### THE EXERCISE
Leave out the pictures and copy everything else in the entries exactly.
**** INFORMATION PROVIDED ****
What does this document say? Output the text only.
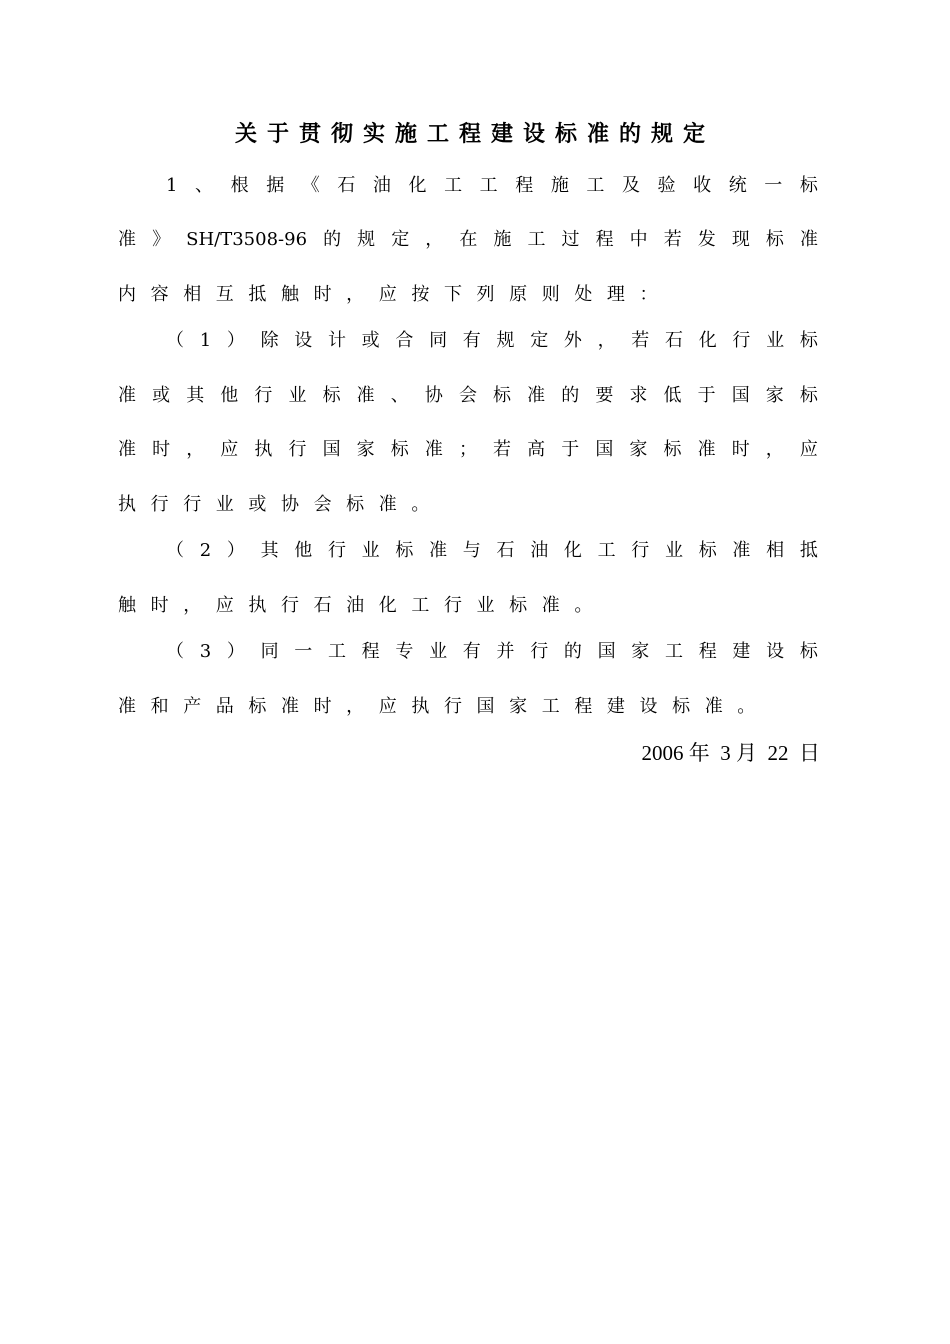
关于贯彻实施工程建设标准的规定
1 、 根 据 《 石 油 化 工 工 程 施 工 及 验 收 统 一 标
准 》 SH/T3508-96 的 规 定 ， 在 施 工 过 程 中 若 发 现 标 准
内 容 相 互 抵 触 时 ， 应 按 下 列 原 则 处 理 ：
（ 1 ） 除 设 计 或 合 同 有 规 定 外 ， 若 石 化 行 业 标
准 或 其 他 行 业 标 准 、 协 会 标 准 的 要 求 低 于 国 家 标
准 时 ， 应 执 行 国 家 标 准 ； 若 高 于 国 家 标 准 时 ， 应
执 行 行 业 或 协 会 标 准 。
（ 2 ） 其 他 行 业 标 准 与 石 油 化 工 行 业 标 准 相 抵
触 时 ， 应 执 行 石 油 化 工 行 业 标 准 。
（ 3 ） 同 一 工 程 专 业 有 并 行 的 国 家 工 程 建 设 标
准 和 产 品 标 准 时 ， 应 执 行 国 家 工 程 建 设 标 准 。
2006 年  3 月  22  日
****
### THE RESULT
What does this document say? Output the text only.
关于贯彻实施工程建设标准的规定
1 、 根 据 《 石 油 化 工 工 程 施 工 及 验 收 统 一 标
准 》 SH/T3508-96 的 规 定 ， 在 施 工 过 程 中 若 发 现 标 准
内 容 相 互 抵 触 时 ， 应 按 下 列 原 则 处 理 ：
（ 1 ） 除 设 计 或 合 同 有 规 定 外 ， 若 石 化 行 业 标
准 或 其 他 行 业 标 准 、 协 会 标 准 的 要 求 低 于 国 家 标
准 时 ， 应 执 行 国 家 标 准 ； 若 高 于 国 家 标 准 时 ， 应
执 行 行 业 或 协 会 标 准 。
（ 2 ） 其 他 行 业 标 准 与 石 油 化 工 行 业 标 准 相 抵
触 时 ， 应 执 行 石 油 化 工 行 业 标 准 。
（ 3 ） 同 一 工 程 专 业 有 并 行 的 国 家 工 程 建 设 标
准 和 产 品 标 准 时 ， 应 执 行 国 家 工 程 建 设 标 准 。
2006 年  3 月  22  日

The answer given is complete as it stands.